● **Problem**: Restate each of the lines below word for word and drop every picture.

● **Given data**:
__________________________________________________

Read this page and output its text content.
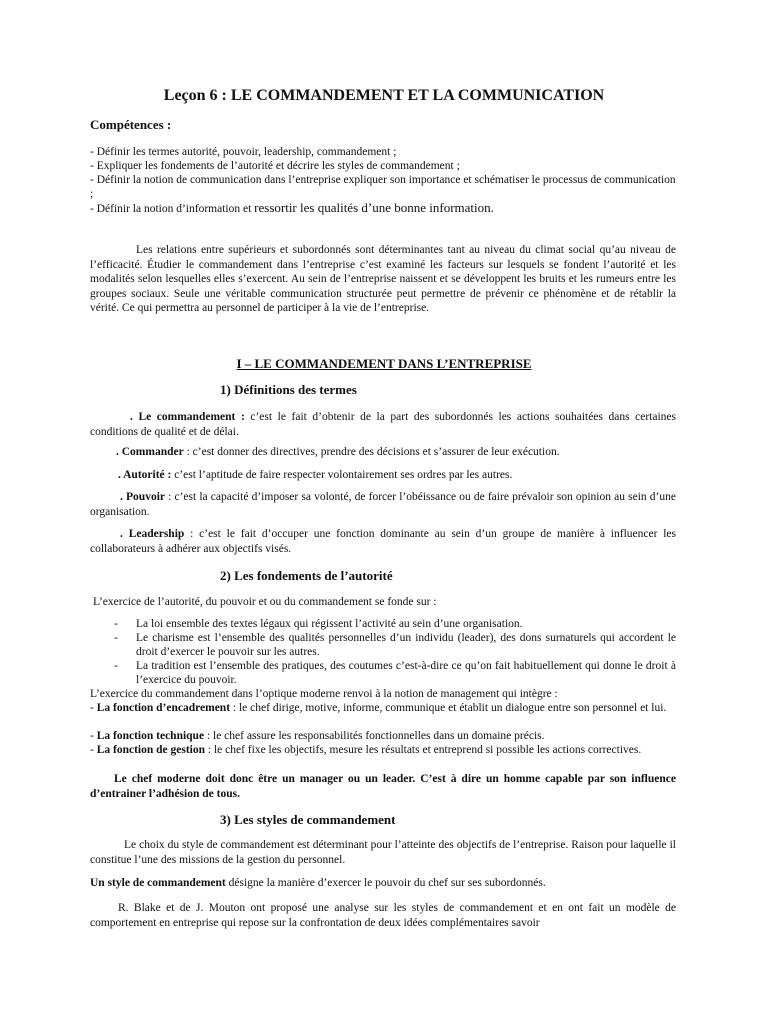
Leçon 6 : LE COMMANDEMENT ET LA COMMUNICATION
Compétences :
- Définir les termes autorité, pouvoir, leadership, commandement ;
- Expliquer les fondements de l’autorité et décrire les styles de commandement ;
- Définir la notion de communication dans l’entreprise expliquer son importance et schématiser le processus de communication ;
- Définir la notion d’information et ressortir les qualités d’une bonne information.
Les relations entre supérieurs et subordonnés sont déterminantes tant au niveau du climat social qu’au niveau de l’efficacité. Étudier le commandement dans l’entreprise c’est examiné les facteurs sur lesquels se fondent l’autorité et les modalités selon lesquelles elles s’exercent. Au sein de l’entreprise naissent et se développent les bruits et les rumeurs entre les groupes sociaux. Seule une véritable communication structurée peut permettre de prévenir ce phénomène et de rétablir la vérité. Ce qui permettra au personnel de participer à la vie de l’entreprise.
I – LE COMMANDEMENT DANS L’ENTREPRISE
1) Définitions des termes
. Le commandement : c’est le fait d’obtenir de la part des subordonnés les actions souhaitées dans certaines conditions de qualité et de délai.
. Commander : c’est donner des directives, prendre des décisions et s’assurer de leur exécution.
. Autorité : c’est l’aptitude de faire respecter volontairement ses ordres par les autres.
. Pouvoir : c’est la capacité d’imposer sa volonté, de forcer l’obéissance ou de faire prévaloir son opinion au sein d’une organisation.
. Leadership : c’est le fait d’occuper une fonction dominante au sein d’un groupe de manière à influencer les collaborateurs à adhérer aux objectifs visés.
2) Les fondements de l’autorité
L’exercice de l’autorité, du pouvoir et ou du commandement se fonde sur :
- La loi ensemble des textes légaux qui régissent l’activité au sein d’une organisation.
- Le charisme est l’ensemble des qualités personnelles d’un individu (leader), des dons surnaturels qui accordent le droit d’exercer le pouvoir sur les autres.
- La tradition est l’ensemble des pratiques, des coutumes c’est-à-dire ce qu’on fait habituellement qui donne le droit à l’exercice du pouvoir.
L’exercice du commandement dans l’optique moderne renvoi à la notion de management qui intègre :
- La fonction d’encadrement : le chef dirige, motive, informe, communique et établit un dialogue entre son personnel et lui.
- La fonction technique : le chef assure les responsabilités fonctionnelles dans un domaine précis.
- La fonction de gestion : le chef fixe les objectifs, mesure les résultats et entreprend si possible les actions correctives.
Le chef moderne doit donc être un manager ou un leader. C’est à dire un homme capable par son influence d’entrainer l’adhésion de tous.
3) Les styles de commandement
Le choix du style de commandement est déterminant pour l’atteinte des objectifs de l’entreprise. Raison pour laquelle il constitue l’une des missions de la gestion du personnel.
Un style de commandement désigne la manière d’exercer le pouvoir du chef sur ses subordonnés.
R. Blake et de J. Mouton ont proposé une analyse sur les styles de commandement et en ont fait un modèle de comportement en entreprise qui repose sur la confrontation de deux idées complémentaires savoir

__________________________________________________

● **The completed task**:
Read this page and output its text content.
Leçon 6 : LE COMMANDEMENT ET LA COMMUNICATION
Compétences :
- Définir les termes autorité, pouvoir, leadership, commandement ;
- Expliquer les fondements de l’autorité et décrire les styles de commandement ;
- Définir la notion de communication dans l’entreprise expliquer son importance et schématiser le processus de communication ;
- Définir la notion d’information et ressortir les qualités d’une bonne information.
Les relations entre supérieurs et subordonnés sont déterminantes tant au niveau du climat social qu’au niveau de l’efficacité. Étudier le commandement dans l’entreprise c’est examiné les facteurs sur lesquels se fondent l’autorité et les modalités selon lesquelles elles s’exercent. Au sein de l’entreprise naissent et se développent les bruits et les rumeurs entre les groupes sociaux. Seule une véritable communication structurée peut permettre de prévenir ce phénomène et de rétablir la vérité. Ce qui permettra au personnel de participer à la vie de l’entreprise.
I – LE COMMANDEMENT DANS L’ENTREPRISE
1) Définitions des termes
. Le commandement : c’est le fait d’obtenir de la part des subordonnés les actions souhaitées dans certaines conditions de qualité et de délai.
. Commander : c’est donner des directives, prendre des décisions et s’assurer de leur exécution.
. Autorité : c’est l’aptitude de faire respecter volontairement ses ordres par les autres.
. Pouvoir : c’est la capacité d’imposer sa volonté, de forcer l’obéissance ou de faire prévaloir son opinion au sein d’une organisation.
. Leadership : c’est le fait d’occuper une fonction dominante au sein d’un groupe de manière à influencer les collaborateurs à adhérer aux objectifs visés.
2) Les fondements de l’autorité
L’exercice de l’autorité, du pouvoir et ou du commandement se fonde sur :
- La loi ensemble des textes légaux qui régissent l’activité au sein d’une organisation.
- Le charisme est l’ensemble des qualités personnelles d’un individu (leader), des dons surnaturels qui accordent le droit d’exercer le pouvoir sur les autres.
- La tradition est l’ensemble des pratiques, des coutumes c’est-à-dire ce qu’on fait habituellement qui donne le droit à l’exercice du pouvoir.
L’exercice du commandement dans l’optique moderne renvoi à la notion de management qui intègre :
- La fonction d’encadrement : le chef dirige, motive, informe, communique et établit un dialogue entre son personnel et lui.
- La fonction technique : le chef assure les responsabilités fonctionnelles dans un domaine précis.
- La fonction de gestion : le chef fixe les objectifs, mesure les résultats et entreprend si possible les actions correctives.
Le chef moderne doit donc être un manager ou un leader. C’est à dire un homme capable par son influence d’entrainer l’adhésion de tous.
3) Les styles de commandement
Le choix du style de commandement est déterminant pour l’atteinte des objectifs de l’entreprise. Raison pour laquelle il constitue l’une des missions de la gestion du personnel.
Un style de commandement désigne la manière d’exercer le pouvoir du chef sur ses subordonnés.
R. Blake et de J. Mouton ont proposé une analyse sur les styles de commandement et en ont fait un modèle de comportement en entreprise qui repose sur la confrontation de deux idées complémentaires savoir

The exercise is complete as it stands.